GOAL — All of the material below is to be returned exactly.

DATA FOR PROCESSING —
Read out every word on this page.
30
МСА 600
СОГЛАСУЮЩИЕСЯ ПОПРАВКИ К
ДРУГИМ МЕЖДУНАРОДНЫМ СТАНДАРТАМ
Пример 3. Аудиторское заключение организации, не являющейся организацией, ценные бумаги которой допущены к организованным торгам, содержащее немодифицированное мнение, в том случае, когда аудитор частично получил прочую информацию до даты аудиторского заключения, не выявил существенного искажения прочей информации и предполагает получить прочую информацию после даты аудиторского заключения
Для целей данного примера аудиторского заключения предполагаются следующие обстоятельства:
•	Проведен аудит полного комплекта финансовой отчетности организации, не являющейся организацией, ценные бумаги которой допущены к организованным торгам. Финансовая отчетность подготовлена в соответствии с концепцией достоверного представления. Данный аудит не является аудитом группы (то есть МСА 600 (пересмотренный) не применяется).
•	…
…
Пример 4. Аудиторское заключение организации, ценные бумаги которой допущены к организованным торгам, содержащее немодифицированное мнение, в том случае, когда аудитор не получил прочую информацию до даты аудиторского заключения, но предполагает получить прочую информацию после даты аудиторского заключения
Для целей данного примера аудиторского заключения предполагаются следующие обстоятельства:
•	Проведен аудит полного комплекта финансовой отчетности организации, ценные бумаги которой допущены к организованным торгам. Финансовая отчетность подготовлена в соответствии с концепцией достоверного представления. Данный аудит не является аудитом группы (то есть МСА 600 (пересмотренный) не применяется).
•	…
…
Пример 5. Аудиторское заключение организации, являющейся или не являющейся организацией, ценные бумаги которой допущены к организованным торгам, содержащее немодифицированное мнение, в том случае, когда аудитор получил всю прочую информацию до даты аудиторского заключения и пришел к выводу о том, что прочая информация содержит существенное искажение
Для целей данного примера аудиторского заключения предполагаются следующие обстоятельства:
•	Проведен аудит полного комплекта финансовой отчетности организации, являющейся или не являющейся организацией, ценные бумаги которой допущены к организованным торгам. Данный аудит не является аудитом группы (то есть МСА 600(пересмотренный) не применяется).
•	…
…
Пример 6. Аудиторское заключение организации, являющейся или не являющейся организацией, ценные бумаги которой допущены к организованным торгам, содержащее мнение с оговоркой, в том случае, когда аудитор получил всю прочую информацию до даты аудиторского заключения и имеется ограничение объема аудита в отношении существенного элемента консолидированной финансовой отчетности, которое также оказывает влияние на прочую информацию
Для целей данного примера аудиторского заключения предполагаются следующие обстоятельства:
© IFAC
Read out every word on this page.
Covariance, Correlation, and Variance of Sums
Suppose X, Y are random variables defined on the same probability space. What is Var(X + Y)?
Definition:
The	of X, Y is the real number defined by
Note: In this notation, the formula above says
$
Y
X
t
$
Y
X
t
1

COMPLETE ANSWER —
Read out every word on this page.
30
МСА 600
СОГЛАСУЮЩИЕСЯ ПОПРАВКИ К
ДРУГИМ МЕЖДУНАРОДНЫМ СТАНДАРТАМ
Пример 3. Аудиторское заключение организации, не являющейся организацией, ценные бумаги которой допущены к организованным торгам, содержащее немодифицированное мнение, в том случае, когда аудитор частично получил прочую информацию до даты аудиторского заключения, не выявил существенного искажения прочей информации и предполагает получить прочую информацию после даты аудиторского заключения
Для целей данного примера аудиторского заключения предполагаются следующие обстоятельства:
•	Проведен аудит полного комплекта финансовой отчетности организации, не являющейся организацией, ценные бумаги которой допущены к организованным торгам. Финансовая отчетность подготовлена в соответствии с концепцией достоверного представления. Данный аудит не является аудитом группы (то есть МСА 600 (пересмотренный) не применяется).
•	…
…
Пример 4. Аудиторское заключение организации, ценные бумаги которой допущены к организованным торгам, содержащее немодифицированное мнение, в том случае, когда аудитор не получил прочую информацию до даты аудиторского заключения, но предполагает получить прочую информацию после даты аудиторского заключения
Для целей данного примера аудиторского заключения предполагаются следующие обстоятельства:
•	Проведен аудит полного комплекта финансовой отчетности организации, ценные бумаги которой допущены к организованным торгам. Финансовая отчетность подготовлена в соответствии с концепцией достоверного представления. Данный аудит не является аудитом группы (то есть МСА 600 (пересмотренный) не применяется).
•	…
…
Пример 5. Аудиторское заключение организации, являющейся или не являющейся организацией, ценные бумаги которой допущены к организованным торгам, содержащее немодифицированное мнение, в том случае, когда аудитор получил всю прочую информацию до даты аудиторского заключения и пришел к выводу о том, что прочая информация содержит существенное искажение
Для целей данного примера аудиторского заключения предполагаются следующие обстоятельства:
•	Проведен аудит полного комплекта финансовой отчетности организации, являющейся или не являющейся организацией, ценные бумаги которой допущены к организованным торгам. Данный аудит не является аудитом группы (то есть МСА 600(пересмотренный) не применяется).
•	…
…
Пример 6. Аудиторское заключение организации, являющейся или не являющейся организацией, ценные бумаги которой допущены к организованным торгам, содержащее мнение с оговоркой, в том случае, когда аудитор получил всю прочую информацию до даты аудиторского заключения и имеется ограничение объема аудита в отношении существенного элемента консолидированной финансовой отчетности, которое также оказывает влияние на прочую информацию
Для целей данного примера аудиторского заключения предполагаются следующие обстоятельства:
© IFAC
Read out every word on this page.
Covariance, Correlation, and Variance of Sums
Suppose X, Y are random variables defined on the same probability space. What is Var(X + Y)?
Definition:
The	of X, Y is the real number defined by
Note: In this notation, the formula above says
$
Y
X
t
$
Y
X
t
1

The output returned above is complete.